### PROVIDED RECORDS
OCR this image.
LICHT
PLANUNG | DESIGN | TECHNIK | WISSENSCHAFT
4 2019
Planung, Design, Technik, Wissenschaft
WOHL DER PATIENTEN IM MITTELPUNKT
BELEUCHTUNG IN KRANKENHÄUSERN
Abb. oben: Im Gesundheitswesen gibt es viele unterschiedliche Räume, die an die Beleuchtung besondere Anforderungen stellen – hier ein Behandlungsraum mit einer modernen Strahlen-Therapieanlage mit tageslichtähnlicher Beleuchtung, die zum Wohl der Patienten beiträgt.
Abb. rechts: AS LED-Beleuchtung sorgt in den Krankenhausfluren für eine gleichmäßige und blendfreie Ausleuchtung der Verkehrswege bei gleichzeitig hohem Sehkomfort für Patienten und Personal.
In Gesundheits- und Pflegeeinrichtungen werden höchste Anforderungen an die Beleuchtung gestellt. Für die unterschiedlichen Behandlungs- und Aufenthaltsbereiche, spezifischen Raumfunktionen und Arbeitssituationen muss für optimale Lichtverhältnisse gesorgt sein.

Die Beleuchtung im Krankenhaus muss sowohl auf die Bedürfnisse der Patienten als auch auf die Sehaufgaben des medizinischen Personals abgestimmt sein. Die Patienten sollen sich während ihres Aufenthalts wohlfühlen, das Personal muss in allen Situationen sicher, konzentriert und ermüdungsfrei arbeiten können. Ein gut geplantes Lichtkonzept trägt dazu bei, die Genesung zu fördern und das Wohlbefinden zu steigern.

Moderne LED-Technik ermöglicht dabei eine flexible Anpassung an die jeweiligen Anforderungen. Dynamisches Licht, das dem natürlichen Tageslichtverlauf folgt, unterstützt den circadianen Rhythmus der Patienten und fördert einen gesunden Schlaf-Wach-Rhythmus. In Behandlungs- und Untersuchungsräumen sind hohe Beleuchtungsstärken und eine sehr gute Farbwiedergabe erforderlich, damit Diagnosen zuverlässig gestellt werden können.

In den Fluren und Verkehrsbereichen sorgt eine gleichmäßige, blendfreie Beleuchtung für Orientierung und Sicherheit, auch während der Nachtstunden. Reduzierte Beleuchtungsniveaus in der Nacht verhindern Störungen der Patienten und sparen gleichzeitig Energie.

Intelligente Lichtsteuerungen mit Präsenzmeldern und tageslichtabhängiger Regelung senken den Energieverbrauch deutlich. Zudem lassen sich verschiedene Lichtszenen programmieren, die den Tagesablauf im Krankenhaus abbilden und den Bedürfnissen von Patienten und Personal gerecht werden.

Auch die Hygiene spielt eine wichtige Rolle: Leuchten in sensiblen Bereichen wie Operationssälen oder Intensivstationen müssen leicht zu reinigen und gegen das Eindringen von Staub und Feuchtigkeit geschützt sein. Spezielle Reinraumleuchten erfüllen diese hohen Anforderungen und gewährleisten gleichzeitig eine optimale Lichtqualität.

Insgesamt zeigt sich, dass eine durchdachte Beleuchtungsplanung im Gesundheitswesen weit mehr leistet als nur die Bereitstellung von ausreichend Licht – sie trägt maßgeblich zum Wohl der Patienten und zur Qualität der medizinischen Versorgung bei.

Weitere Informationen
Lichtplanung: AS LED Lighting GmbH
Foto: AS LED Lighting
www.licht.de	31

### PROBLEM TO WORK ON
All of the material is to be written out exactly.

### OUTPUT FOR THIS EXERCISE
OCR this image.
LICHT
PLANUNG | DESIGN | TECHNIK | WISSENSCHAFT
4 2019
Planung, Design, Technik, Wissenschaft
WOHL DER PATIENTEN IM MITTELPUNKT
BELEUCHTUNG IN KRANKENHÄUSERN
Abb. oben: Im Gesundheitswesen gibt es viele unterschiedliche Räume, die an die Beleuchtung besondere Anforderungen stellen – hier ein Behandlungsraum mit einer modernen Strahlen-Therapieanlage mit tageslichtähnlicher Beleuchtung, die zum Wohl der Patienten beiträgt.
Abb. rechts: AS LED-Beleuchtung sorgt in den Krankenhausfluren für eine gleichmäßige und blendfreie Ausleuchtung der Verkehrswege bei gleichzeitig hohem Sehkomfort für Patienten und Personal.
In Gesundheits- und Pflegeeinrichtungen werden höchste Anforderungen an die Beleuchtung gestellt. Für die unterschiedlichen Behandlungs- und Aufenthaltsbereiche, spezifischen Raumfunktionen und Arbeitssituationen muss für optimale Lichtverhältnisse gesorgt sein.

Die Beleuchtung im Krankenhaus muss sowohl auf die Bedürfnisse der Patienten als auch auf die Sehaufgaben des medizinischen Personals abgestimmt sein. Die Patienten sollen sich während ihres Aufenthalts wohlfühlen, das Personal muss in allen Situationen sicher, konzentriert und ermüdungsfrei arbeiten können. Ein gut geplantes Lichtkonzept trägt dazu bei, die Genesung zu fördern und das Wohlbefinden zu steigern.

Moderne LED-Technik ermöglicht dabei eine flexible Anpassung an die jeweiligen Anforderungen. Dynamisches Licht, das dem natürlichen Tageslichtverlauf folgt, unterstützt den circadianen Rhythmus der Patienten und fördert einen gesunden Schlaf-Wach-Rhythmus. In Behandlungs- und Untersuchungsräumen sind hohe Beleuchtungsstärken und eine sehr gute Farbwiedergabe erforderlich, damit Diagnosen zuverlässig gestellt werden können.

In den Fluren und Verkehrsbereichen sorgt eine gleichmäßige, blendfreie Beleuchtung für Orientierung und Sicherheit, auch während der Nachtstunden. Reduzierte Beleuchtungsniveaus in der Nacht verhindern Störungen der Patienten und sparen gleichzeitig Energie.

Intelligente Lichtsteuerungen mit Präsenzmeldern und tageslichtabhängiger Regelung senken den Energieverbrauch deutlich. Zudem lassen sich verschiedene Lichtszenen programmieren, die den Tagesablauf im Krankenhaus abbilden und den Bedürfnissen von Patienten und Personal gerecht werden.

Auch die Hygiene spielt eine wichtige Rolle: Leuchten in sensiblen Bereichen wie Operationssälen oder Intensivstationen müssen leicht zu reinigen und gegen das Eindringen von Staub und Feuchtigkeit geschützt sein. Spezielle Reinraumleuchten erfüllen diese hohen Anforderungen und gewährleisten gleichzeitig eine optimale Lichtqualität.

Insgesamt zeigt sich, dass eine durchdachte Beleuchtungsplanung im Gesundheitswesen weit mehr leistet als nur die Bereitstellung von ausreichend Licht – sie trägt maßgeblich zum Wohl der Patienten und zur Qualität der medizinischen Versorgung bei.

Weitere Informationen
Lichtplanung: AS LED Lighting GmbH
Foto: AS LED Lighting
www.licht.de	31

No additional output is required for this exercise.